Materials provided:

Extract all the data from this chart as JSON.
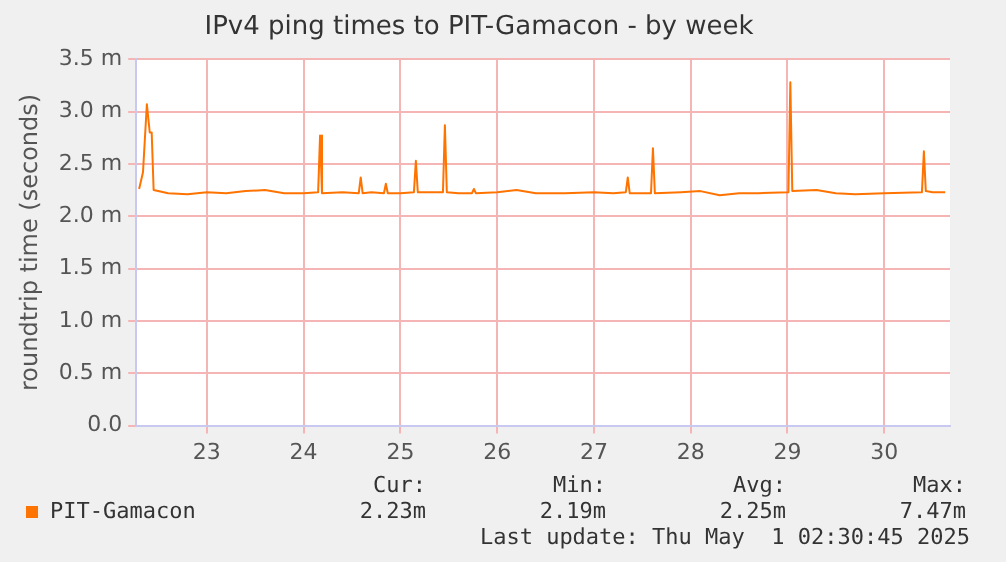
{
  "chart_data": {
    "type": "line",
    "title": "IPv4 ping times to PIT-Gamacon - by week",
    "ylabel": "roundtrip time (seconds)",
    "xlim": [
      22.77,
      31.18
    ],
    "xticks": [
      {
        "value": 23.5,
        "label": "23"
      },
      {
        "value": 24.5,
        "label": "24"
      },
      {
        "value": 25.5,
        "label": "25"
      },
      {
        "value": 26.5,
        "label": "26"
      },
      {
        "value": 27.5,
        "label": "27"
      },
      {
        "value": 28.5,
        "label": "28"
      },
      {
        "value": 29.5,
        "label": "29"
      },
      {
        "value": 30.5,
        "label": "30"
      }
    ],
    "ylim": [
      0,
      3.5
    ],
    "yticks": [
      {
        "value": 0,
        "label": "0.0"
      },
      {
        "value": 0.5,
        "label": "0.5 m"
      },
      {
        "value": 1,
        "label": "1.0 m"
      },
      {
        "value": 1.5,
        "label": "1.5 m"
      },
      {
        "value": 2,
        "label": "2.0 m"
      },
      {
        "value": 2.5,
        "label": "2.5 m"
      },
      {
        "value": 3,
        "label": "3.0 m"
      },
      {
        "value": 3.5,
        "label": "3.5 m"
      }
    ],
    "grid": true,
    "legend": "bottom",
    "marker": "none",
    "line_style": "solid",
    "x": [
      22.8,
      22.84,
      22.88,
      22.91,
      22.93,
      22.95,
      23.1,
      23.3,
      23.5,
      23.7,
      23.9,
      24.1,
      24.3,
      24.5,
      24.65,
      24.67,
      24.69,
      24.9,
      25.07,
      25.09,
      25.11,
      25.2,
      25.33,
      25.35,
      25.37,
      25.5,
      25.64,
      25.66,
      25.68,
      25.8,
      25.94,
      25.96,
      25.98,
      26.1,
      26.24,
      26.26,
      26.28,
      26.5,
      26.7,
      26.9,
      27.2,
      27.5,
      27.7,
      27.83,
      27.85,
      27.87,
      28.09,
      28.11,
      28.13,
      28.4,
      28.6,
      28.8,
      29.0,
      29.2,
      29.51,
      29.53,
      29.55,
      29.8,
      30.0,
      30.2,
      30.5,
      30.89,
      30.91,
      30.93,
      31.0,
      31.13
    ],
    "series": [
      {
        "name": "PIT-Gamacon",
        "color": "#ff7300",
        "values": [
          2.26,
          2.42,
          3.07,
          2.8,
          2.8,
          2.25,
          2.22,
          2.21,
          2.23,
          2.22,
          2.24,
          2.25,
          2.22,
          2.22,
          2.23,
          2.77,
          2.22,
          2.23,
          2.22,
          2.37,
          2.22,
          2.23,
          2.22,
          2.31,
          2.22,
          2.22,
          2.23,
          2.53,
          2.23,
          2.23,
          2.23,
          2.87,
          2.23,
          2.22,
          2.22,
          2.26,
          2.22,
          2.23,
          2.25,
          2.22,
          2.22,
          2.23,
          2.22,
          2.23,
          2.37,
          2.22,
          2.22,
          2.65,
          2.22,
          2.23,
          2.24,
          2.2,
          2.22,
          2.22,
          2.23,
          3.28,
          2.24,
          2.25,
          2.22,
          2.21,
          2.22,
          2.23,
          2.62,
          2.24,
          2.23,
          2.23
        ]
      }
    ],
    "annotations": [
      "Cur:",
      "Min:",
      "Avg:",
      "Max:",
      "2.23m",
      "2.19m",
      "2.25m",
      "7.47m",
      "Last update: Thu May  1 02:30:45 2025"
    ]
  }
}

Stated goal: Print each of the records above exactly as written, leaving no picture in the copy.

Written reply:
Extract all the data from this chart as JSON.
{
  "chart_data": {
    "type": "line",
    "title": "IPv4 ping times to PIT-Gamacon - by week",
    "ylabel": "roundtrip time (seconds)",
    "xlim": [
      22.77,
      31.18
    ],
    "xticks": [
      {
        "value": 23.5,
        "label": "23"
      },
      {
        "value": 24.5,
        "label": "24"
      },
      {
        "value": 25.5,
        "label": "25"
      },
      {
        "value": 26.5,
        "label": "26"
      },
      {
        "value": 27.5,
        "label": "27"
      },
      {
        "value": 28.5,
        "label": "28"
      },
      {
        "value": 29.5,
        "label": "29"
      },
      {
        "value": 30.5,
        "label": "30"
      }
    ],
    "ylim": [
      0,
      3.5
    ],
    "yticks": [
      {
        "value": 0,
        "label": "0.0"
      },
      {
        "value": 0.5,
        "label": "0.5 m"
      },
      {
        "value": 1,
        "label": "1.0 m"
      },
      {
        "value": 1.5,
        "label": "1.5 m"
      },
      {
        "value": 2,
        "label": "2.0 m"
      },
      {
        "value": 2.5,
        "label": "2.5 m"
      },
      {
        "value": 3,
        "label": "3.0 m"
      },
      {
        "value": 3.5,
        "label": "3.5 m"
      }
    ],
    "grid": true,
    "legend": "bottom",
    "marker": "none",
    "line_style": "solid",
    "x": [
      22.8,
      22.84,
      22.88,
      22.91,
      22.93,
      22.95,
      23.1,
      23.3,
      23.5,
      23.7,
      23.9,
      24.1,
      24.3,
      24.5,
      24.65,
      24.67,
      24.69,
      24.9,
      25.07,
      25.09,
      25.11,
      25.2,
      25.33,
      25.35,
      25.37,
      25.5,
      25.64,
      25.66,
      25.68,
      25.8,
      25.94,
      25.96,
      25.98,
      26.1,
      26.24,
      26.26,
      26.28,
      26.5,
      26.7,
      26.9,
      27.2,
      27.5,
      27.7,
      27.83,
      27.85,
      27.87,
      28.09,
      28.11,
      28.13,
      28.4,
      28.6,
      28.8,
      29.0,
      29.2,
      29.51,
      29.53,
      29.55,
      29.8,
      30.0,
      30.2,
      30.5,
      30.89,
      30.91,
      30.93,
      31.0,
      31.13
    ],
    "series": [
      {
        "name": "PIT-Gamacon",
        "color": "#ff7300",
        "values": [
          2.26,
          2.42,
          3.07,
          2.8,
          2.8,
          2.25,
          2.22,
          2.21,
          2.23,
          2.22,
          2.24,
          2.25,
          2.22,
          2.22,
          2.23,
          2.77,
          2.22,
          2.23,
          2.22,
          2.37,
          2.22,
          2.23,
          2.22,
          2.31,
          2.22,
          2.22,
          2.23,
          2.53,
          2.23,
          2.23,
          2.23,
          2.87,
          2.23,
          2.22,
          2.22,
          2.26,
          2.22,
          2.23,
          2.25,
          2.22,
          2.22,
          2.23,
          2.22,
          2.23,
          2.37,
          2.22,
          2.22,
          2.65,
          2.22,
          2.23,
          2.24,
          2.2,
          2.22,
          2.22,
          2.23,
          3.28,
          2.24,
          2.25,
          2.22,
          2.21,
          2.22,
          2.23,
          2.62,
          2.24,
          2.23,
          2.23
        ]
      }
    ],
    "annotations": [
      "Cur:",
      "Min:",
      "Avg:",
      "Max:",
      "2.23m",
      "2.19m",
      "2.25m",
      "7.47m",
      "Last update: Thu May  1 02:30:45 2025"
    ]
  }
}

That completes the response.